WORK TO DO - Below is a block of records. Copy every line in it that contains the word "also".

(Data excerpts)
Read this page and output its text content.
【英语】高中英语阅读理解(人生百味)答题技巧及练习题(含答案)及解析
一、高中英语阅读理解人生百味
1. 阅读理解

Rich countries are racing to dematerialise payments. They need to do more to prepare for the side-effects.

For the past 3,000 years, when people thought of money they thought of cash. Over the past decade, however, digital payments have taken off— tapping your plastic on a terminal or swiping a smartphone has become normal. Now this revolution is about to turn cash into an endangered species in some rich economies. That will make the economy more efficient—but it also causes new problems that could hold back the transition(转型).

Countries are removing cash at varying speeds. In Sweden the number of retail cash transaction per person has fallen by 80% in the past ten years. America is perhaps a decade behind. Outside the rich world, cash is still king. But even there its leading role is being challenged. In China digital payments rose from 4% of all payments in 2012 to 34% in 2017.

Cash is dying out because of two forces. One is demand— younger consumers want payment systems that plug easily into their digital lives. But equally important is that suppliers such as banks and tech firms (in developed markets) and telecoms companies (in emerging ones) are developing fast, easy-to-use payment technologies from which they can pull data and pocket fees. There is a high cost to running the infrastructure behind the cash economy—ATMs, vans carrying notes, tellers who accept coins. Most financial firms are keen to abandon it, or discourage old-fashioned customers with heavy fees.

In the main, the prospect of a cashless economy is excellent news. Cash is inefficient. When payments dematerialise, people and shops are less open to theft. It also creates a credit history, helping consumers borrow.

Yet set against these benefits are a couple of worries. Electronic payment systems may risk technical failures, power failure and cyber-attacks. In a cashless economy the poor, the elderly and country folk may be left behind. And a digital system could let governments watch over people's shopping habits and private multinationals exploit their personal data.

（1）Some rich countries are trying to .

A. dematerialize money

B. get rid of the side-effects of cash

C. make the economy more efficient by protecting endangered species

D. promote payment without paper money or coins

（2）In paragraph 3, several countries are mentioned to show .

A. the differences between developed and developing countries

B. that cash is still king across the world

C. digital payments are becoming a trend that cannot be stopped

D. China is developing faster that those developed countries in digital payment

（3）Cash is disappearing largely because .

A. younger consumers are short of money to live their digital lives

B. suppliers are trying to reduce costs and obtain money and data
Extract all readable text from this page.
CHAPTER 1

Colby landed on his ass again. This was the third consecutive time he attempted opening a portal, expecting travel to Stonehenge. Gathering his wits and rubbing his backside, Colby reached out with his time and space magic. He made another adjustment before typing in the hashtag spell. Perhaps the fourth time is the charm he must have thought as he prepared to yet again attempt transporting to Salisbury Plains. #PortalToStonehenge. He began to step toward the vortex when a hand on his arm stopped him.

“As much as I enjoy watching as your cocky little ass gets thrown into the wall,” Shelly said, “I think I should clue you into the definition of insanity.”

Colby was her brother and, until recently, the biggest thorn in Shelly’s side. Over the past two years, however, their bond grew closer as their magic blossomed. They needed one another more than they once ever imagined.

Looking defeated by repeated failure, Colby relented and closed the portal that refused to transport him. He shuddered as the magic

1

WRITTEN RESPONSE -
For the past 3,000 years, when people thought of money they thought of cash. Over the past decade, however, digital payments have taken off— tapping your plastic on a terminal or swiping a smartphone has become normal. Now this revolution is about to turn cash into an endangered species in some rich economies. That will make the economy more efficient—but it also causes new problems that could hold back the transition(转型).
In the main, the prospect of a cashless economy is excellent news. Cash is inefficient. When payments dematerialise, people and shops are less open to theft. It also creates a credit history, helping consumers borrow.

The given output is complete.